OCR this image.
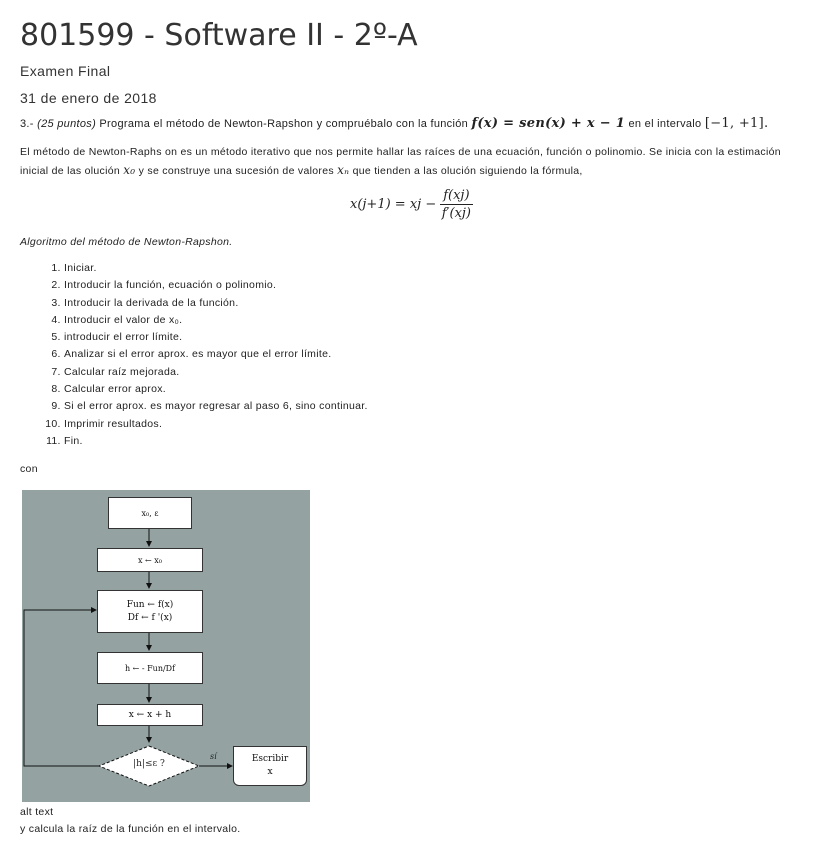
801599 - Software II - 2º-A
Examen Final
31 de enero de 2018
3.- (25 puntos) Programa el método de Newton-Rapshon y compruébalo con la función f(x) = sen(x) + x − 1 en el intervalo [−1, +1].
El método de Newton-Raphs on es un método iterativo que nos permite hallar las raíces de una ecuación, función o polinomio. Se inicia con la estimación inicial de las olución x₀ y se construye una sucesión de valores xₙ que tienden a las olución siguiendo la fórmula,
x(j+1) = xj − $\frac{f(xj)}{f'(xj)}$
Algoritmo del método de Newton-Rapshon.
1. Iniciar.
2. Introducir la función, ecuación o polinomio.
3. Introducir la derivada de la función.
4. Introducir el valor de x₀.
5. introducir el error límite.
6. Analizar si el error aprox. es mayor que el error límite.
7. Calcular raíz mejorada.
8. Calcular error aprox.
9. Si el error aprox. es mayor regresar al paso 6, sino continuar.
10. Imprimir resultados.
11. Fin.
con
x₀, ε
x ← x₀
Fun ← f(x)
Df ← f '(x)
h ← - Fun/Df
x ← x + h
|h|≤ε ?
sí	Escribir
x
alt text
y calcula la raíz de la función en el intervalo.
---*---
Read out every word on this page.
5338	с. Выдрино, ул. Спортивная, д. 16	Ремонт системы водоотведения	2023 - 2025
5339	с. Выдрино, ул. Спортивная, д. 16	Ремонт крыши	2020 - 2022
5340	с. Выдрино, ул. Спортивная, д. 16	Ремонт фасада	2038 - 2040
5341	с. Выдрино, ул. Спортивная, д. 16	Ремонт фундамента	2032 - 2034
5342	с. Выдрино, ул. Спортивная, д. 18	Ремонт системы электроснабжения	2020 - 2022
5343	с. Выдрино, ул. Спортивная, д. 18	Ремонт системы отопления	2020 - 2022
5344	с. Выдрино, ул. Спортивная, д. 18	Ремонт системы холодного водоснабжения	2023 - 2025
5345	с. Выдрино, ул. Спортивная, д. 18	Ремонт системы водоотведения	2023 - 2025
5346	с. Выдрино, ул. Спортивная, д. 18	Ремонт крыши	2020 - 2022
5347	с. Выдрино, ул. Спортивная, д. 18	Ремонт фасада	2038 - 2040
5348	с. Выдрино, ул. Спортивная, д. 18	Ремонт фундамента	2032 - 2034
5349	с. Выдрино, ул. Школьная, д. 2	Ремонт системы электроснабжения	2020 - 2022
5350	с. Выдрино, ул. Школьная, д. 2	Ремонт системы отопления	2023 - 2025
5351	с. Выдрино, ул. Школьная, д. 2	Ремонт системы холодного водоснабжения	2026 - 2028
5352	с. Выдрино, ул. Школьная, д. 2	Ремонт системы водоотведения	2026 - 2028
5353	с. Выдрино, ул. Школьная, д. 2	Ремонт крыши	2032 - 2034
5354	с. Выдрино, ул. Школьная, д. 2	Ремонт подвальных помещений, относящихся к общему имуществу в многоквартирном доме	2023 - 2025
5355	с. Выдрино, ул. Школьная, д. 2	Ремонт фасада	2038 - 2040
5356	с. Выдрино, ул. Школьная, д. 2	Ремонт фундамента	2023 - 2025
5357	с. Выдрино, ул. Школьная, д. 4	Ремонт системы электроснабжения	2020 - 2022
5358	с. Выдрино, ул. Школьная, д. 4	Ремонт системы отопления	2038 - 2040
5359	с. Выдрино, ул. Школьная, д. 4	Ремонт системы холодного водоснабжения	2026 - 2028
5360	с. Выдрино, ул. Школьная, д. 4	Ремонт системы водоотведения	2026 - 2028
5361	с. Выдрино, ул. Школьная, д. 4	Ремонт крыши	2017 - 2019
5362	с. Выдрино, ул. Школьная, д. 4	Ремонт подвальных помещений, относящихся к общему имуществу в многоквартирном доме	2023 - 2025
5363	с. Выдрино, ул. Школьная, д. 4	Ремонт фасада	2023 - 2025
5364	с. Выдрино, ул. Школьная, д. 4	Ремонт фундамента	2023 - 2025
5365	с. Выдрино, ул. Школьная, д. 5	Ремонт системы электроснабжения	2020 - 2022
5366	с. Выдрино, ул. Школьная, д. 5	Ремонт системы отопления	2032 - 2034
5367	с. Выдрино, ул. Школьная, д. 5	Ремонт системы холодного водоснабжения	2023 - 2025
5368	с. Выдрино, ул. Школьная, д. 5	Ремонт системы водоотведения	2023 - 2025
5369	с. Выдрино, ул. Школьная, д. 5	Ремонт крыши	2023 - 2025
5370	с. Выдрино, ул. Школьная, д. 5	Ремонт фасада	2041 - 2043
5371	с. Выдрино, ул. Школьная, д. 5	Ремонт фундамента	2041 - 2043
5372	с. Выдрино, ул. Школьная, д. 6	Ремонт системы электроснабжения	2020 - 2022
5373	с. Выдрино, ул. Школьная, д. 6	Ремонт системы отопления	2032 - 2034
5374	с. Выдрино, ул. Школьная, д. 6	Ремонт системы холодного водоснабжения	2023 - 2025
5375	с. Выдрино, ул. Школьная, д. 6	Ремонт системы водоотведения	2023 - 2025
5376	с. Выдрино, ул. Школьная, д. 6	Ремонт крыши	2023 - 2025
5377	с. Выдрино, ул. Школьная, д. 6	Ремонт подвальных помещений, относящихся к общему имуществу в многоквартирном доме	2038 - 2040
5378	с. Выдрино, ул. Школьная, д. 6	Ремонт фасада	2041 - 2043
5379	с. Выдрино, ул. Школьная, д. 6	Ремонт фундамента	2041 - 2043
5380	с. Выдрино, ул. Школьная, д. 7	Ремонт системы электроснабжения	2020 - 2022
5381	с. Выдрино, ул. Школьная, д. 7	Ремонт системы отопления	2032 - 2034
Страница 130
---*---
# SET PROBLEM
Lines from the records above that hold "raíz" are the ones to list.

# OUTPUT FOR THIS TASK
7. Calcular raíz mejorada.
y calcula la raíz de la función en el intervalo.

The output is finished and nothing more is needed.